EXERCISE:
Write out all of the lines below, exactly and completely.

TASK DATA:
↓

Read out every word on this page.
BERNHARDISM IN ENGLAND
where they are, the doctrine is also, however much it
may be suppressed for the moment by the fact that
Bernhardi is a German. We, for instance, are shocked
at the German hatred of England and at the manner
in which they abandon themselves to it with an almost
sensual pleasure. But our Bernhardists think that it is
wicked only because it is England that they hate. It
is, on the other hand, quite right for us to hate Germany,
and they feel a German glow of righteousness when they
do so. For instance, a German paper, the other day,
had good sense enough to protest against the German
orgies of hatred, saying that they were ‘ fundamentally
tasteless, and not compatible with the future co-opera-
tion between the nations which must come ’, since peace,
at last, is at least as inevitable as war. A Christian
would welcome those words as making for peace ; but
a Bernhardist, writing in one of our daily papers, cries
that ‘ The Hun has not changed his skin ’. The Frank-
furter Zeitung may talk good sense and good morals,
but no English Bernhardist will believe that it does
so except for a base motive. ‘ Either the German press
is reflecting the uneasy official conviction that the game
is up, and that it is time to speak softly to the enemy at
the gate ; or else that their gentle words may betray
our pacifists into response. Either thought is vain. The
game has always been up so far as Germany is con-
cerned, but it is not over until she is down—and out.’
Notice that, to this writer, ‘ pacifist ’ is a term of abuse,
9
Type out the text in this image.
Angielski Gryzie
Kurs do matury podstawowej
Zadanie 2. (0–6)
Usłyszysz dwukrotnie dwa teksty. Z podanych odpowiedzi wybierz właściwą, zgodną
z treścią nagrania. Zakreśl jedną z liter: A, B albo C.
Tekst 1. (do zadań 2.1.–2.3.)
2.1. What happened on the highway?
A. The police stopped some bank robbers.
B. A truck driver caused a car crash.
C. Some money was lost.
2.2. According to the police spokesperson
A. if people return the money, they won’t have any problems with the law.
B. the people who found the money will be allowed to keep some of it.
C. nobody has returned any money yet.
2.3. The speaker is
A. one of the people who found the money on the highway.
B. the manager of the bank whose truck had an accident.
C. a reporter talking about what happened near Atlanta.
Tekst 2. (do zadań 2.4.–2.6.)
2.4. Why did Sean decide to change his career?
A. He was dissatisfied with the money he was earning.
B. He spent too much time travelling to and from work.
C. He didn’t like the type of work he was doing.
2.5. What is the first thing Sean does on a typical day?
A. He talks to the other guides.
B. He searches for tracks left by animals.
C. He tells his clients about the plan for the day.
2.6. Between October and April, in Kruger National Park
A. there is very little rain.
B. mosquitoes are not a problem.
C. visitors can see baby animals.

↑

FULL SOLUTION:
Read out every word on this page.
BERNHARDISM IN ENGLAND
where they are, the doctrine is also, however much it
may be suppressed for the moment by the fact that
Bernhardi is a German. We, for instance, are shocked
at the German hatred of England and at the manner
in which they abandon themselves to it with an almost
sensual pleasure. But our Bernhardists think that it is
wicked only because it is England that they hate. It
is, on the other hand, quite right for us to hate Germany,
and they feel a German glow of righteousness when they
do so. For instance, a German paper, the other day,
had good sense enough to protest against the German
orgies of hatred, saying that they were ‘ fundamentally
tasteless, and not compatible with the future co-opera-
tion between the nations which must come ’, since peace,
at last, is at least as inevitable as war. A Christian
would welcome those words as making for peace ; but
a Bernhardist, writing in one of our daily papers, cries
that ‘ The Hun has not changed his skin ’. The Frank-
furter Zeitung may talk good sense and good morals,
but no English Bernhardist will believe that it does
so except for a base motive. ‘ Either the German press
is reflecting the uneasy official conviction that the game
is up, and that it is time to speak softly to the enemy at
the gate ; or else that their gentle words may betray
our pacifists into response. Either thought is vain. The
game has always been up so far as Germany is con-
cerned, but it is not over until she is down—and out.’
Notice that, to this writer, ‘ pacifist ’ is a term of abuse,
9
Type out the text in this image.
Angielski Gryzie
Kurs do matury podstawowej
Zadanie 2. (0–6)
Usłyszysz dwukrotnie dwa teksty. Z podanych odpowiedzi wybierz właściwą, zgodną
z treścią nagrania. Zakreśl jedną z liter: A, B albo C.
Tekst 1. (do zadań 2.1.–2.3.)
2.1. What happened on the highway?
A. The police stopped some bank robbers.
B. A truck driver caused a car crash.
C. Some money was lost.
2.2. According to the police spokesperson
A. if people return the money, they won’t have any problems with the law.
B. the people who found the money will be allowed to keep some of it.
C. nobody has returned any money yet.
2.3. The speaker is
A. one of the people who found the money on the highway.
B. the manager of the bank whose truck had an accident.
C. a reporter talking about what happened near Atlanta.
Tekst 2. (do zadań 2.4.–2.6.)
2.4. Why did Sean decide to change his career?
A. He was dissatisfied with the money he was earning.
B. He spent too much time travelling to and from work.
C. He didn’t like the type of work he was doing.
2.5. What is the first thing Sean does on a typical day?
A. He talks to the other guides.
B. He searches for tracks left by animals.
C. He tells his clients about the plan for the day.
2.6. Between October and April, in Kruger National Park
A. there is very little rain.
B. mosquitoes are not a problem.
C. visitors can see baby animals.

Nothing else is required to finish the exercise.